** Start RECORDS PROVIDED **
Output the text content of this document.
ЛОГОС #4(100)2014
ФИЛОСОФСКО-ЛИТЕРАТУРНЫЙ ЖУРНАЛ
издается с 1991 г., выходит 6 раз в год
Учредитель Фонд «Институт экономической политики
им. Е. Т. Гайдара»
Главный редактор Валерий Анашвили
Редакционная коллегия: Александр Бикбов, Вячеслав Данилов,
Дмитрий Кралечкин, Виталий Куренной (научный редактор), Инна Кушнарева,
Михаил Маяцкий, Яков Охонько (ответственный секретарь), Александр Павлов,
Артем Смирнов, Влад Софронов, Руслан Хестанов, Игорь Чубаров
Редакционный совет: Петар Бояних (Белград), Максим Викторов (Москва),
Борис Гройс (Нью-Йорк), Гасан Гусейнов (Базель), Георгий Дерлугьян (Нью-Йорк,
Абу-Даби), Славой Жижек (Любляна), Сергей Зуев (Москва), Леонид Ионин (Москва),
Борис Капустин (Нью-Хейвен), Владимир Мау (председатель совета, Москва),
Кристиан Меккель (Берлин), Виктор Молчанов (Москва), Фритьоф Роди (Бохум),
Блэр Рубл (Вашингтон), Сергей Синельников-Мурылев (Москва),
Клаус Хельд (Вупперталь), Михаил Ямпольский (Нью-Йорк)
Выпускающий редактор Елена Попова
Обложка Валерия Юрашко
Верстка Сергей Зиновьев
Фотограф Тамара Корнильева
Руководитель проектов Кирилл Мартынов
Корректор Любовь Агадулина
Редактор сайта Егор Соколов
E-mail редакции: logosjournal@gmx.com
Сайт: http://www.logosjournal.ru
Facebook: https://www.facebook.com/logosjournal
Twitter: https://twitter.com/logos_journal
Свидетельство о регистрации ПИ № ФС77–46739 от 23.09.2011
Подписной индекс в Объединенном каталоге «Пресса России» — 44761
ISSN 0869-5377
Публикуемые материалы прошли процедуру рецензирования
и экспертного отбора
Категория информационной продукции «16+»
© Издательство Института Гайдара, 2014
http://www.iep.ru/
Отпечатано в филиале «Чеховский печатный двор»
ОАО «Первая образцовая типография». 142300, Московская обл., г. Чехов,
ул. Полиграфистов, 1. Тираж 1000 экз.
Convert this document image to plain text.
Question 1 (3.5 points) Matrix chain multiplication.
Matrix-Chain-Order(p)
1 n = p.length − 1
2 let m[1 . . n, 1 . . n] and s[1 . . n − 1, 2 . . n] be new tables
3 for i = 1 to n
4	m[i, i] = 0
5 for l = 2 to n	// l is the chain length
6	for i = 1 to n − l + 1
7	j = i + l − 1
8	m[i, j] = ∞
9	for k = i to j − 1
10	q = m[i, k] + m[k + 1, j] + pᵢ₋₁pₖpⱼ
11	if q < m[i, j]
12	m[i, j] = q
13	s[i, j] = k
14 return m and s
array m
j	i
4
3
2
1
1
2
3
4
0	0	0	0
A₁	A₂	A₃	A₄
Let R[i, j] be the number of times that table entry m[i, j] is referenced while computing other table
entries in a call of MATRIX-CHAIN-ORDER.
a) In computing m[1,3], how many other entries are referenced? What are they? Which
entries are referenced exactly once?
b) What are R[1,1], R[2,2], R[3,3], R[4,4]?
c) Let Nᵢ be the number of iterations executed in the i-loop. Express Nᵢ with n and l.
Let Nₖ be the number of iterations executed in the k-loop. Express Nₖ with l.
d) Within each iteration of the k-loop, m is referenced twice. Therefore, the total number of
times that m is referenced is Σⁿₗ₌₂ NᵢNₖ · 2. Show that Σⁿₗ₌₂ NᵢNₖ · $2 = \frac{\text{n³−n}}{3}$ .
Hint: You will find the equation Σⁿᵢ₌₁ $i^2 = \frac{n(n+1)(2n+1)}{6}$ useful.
** End RECORDS PROVIDED **
## STATED PROBLEM
State the number of lines in the records that contain the string "Михаил", and nothing more.

## WORKED SOLUTION
2